DIRECTION: The records below need retyping in full; give them again exactly.

(Data records)
· · · · · · ·

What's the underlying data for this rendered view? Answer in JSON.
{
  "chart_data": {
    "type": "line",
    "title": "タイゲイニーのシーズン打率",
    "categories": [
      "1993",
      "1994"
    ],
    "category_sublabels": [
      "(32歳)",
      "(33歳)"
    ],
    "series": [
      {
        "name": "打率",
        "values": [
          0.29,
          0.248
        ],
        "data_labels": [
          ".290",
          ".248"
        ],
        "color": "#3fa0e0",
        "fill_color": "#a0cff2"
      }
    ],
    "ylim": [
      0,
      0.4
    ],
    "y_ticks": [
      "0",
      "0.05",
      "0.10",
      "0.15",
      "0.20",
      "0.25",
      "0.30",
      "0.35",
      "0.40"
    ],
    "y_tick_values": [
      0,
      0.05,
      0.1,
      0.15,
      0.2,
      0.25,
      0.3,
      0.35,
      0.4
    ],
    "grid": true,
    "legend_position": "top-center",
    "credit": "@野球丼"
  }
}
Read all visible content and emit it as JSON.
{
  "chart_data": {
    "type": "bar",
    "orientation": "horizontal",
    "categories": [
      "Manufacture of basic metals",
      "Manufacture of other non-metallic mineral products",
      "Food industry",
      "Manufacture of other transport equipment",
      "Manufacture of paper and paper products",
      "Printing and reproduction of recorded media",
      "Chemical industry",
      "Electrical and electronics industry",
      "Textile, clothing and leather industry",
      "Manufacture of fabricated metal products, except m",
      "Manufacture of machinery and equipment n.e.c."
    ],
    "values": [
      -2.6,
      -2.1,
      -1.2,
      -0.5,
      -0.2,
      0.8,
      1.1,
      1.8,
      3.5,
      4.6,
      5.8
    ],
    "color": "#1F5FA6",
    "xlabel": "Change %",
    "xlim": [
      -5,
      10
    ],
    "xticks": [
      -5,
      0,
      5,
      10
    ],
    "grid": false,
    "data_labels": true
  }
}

· · · · · · ·

WORKED SOLUTION:
What's the underlying data for this rendered view? Answer in JSON.
{
  "chart_data": {
    "type": "line",
    "title": "タイゲイニーのシーズン打率",
    "categories": [
      "1993",
      "1994"
    ],
    "category_sublabels": [
      "(32歳)",
      "(33歳)"
    ],
    "series": [
      {
        "name": "打率",
        "values": [
          0.29,
          0.248
        ],
        "data_labels": [
          ".290",
          ".248"
        ],
        "color": "#3fa0e0",
        "fill_color": "#a0cff2"
      }
    ],
    "ylim": [
      0,
      0.4
    ],
    "y_ticks": [
      "0",
      "0.05",
      "0.10",
      "0.15",
      "0.20",
      "0.25",
      "0.30",
      "0.35",
      "0.40"
    ],
    "y_tick_values": [
      0,
      0.05,
      0.1,
      0.15,
      0.2,
      0.25,
      0.3,
      0.35,
      0.4
    ],
    "grid": true,
    "legend_position": "top-center",
    "credit": "@野球丼"
  }
}
Read all visible content and emit it as JSON.
{
  "chart_data": {
    "type": "bar",
    "orientation": "horizontal",
    "categories": [
      "Manufacture of basic metals",
      "Manufacture of other non-metallic mineral products",
      "Food industry",
      "Manufacture of other transport equipment",
      "Manufacture of paper and paper products",
      "Printing and reproduction of recorded media",
      "Chemical industry",
      "Electrical and electronics industry",
      "Textile, clothing and leather industry",
      "Manufacture of fabricated metal products, except m",
      "Manufacture of machinery and equipment n.e.c."
    ],
    "values": [
      -2.6,
      -2.1,
      -1.2,
      -0.5,
      -0.2,
      0.8,
      1.1,
      1.8,
      3.5,
      4.6,
      5.8
    ],
    "color": "#1F5FA6",
    "xlabel": "Change %",
    "xlim": [
      -5,
      10
    ],
    "xticks": [
      -5,
      0,
      5,
      10
    ],
    "grid": false,
    "data_labels": true
  }
}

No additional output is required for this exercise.